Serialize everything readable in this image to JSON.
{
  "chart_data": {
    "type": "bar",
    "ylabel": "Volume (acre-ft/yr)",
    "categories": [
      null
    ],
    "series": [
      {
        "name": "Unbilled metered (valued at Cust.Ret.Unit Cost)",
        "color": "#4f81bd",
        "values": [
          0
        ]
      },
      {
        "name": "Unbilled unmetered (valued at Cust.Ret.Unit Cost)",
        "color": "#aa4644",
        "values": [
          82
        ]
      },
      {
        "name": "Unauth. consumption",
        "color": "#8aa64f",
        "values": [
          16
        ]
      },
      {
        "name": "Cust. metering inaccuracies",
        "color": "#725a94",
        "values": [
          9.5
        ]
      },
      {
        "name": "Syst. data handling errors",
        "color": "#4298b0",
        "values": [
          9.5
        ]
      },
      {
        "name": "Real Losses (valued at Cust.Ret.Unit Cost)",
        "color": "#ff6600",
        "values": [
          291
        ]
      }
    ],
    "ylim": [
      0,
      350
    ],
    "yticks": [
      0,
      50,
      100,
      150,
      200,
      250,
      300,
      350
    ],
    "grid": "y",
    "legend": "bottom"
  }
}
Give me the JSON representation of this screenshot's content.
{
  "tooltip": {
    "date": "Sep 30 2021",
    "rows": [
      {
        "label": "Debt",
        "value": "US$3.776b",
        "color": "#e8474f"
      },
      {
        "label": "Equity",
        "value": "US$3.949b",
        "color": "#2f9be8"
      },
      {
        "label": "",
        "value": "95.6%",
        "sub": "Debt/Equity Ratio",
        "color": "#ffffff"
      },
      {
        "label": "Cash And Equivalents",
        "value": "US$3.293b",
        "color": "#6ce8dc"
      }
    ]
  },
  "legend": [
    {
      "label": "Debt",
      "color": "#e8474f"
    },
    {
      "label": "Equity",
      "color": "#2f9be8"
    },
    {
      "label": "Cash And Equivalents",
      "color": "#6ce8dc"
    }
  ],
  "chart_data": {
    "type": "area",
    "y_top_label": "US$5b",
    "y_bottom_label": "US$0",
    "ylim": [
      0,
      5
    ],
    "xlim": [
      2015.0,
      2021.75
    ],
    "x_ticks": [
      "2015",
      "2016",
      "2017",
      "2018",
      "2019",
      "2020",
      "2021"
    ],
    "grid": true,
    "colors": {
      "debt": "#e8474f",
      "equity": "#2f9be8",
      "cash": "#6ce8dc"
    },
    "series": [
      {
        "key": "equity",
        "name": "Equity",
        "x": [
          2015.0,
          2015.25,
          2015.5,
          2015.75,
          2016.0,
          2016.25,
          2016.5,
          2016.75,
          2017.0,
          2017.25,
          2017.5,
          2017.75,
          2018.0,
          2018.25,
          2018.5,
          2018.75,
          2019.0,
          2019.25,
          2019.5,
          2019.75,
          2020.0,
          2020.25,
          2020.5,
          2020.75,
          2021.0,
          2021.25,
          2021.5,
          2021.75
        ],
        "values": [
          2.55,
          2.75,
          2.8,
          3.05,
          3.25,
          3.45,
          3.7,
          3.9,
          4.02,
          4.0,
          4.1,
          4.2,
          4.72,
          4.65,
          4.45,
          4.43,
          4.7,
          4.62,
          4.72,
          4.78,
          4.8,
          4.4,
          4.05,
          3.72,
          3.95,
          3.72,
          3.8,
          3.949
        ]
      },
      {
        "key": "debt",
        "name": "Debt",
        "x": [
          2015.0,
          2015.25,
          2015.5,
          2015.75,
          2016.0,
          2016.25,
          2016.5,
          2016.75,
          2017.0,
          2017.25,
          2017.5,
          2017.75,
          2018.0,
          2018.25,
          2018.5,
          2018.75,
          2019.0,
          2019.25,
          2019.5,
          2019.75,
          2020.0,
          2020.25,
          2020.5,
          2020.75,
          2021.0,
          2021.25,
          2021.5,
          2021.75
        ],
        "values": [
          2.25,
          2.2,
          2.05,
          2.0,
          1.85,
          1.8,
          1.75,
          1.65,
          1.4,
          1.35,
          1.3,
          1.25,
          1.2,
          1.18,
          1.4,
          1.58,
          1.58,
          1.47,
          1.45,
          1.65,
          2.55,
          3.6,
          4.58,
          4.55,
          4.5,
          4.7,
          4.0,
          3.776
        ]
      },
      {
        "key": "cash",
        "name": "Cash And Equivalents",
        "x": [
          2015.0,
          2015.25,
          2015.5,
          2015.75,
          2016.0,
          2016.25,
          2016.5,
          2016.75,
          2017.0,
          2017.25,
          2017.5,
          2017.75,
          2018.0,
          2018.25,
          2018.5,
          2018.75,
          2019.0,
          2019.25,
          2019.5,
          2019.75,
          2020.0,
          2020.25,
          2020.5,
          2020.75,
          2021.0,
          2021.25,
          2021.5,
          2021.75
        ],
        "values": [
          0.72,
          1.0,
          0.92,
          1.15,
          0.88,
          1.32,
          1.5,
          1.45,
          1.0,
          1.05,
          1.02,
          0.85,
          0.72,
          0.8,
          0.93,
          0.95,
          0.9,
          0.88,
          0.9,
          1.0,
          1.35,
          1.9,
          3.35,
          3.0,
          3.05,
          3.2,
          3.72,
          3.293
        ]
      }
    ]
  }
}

☆ ☆ ☆ ☆

*SET PROBLEM:*
Of all the lines above, how many contain "valued"? Give the number and nothing more.

*ANSWER TO THIS PROBLEM:*
3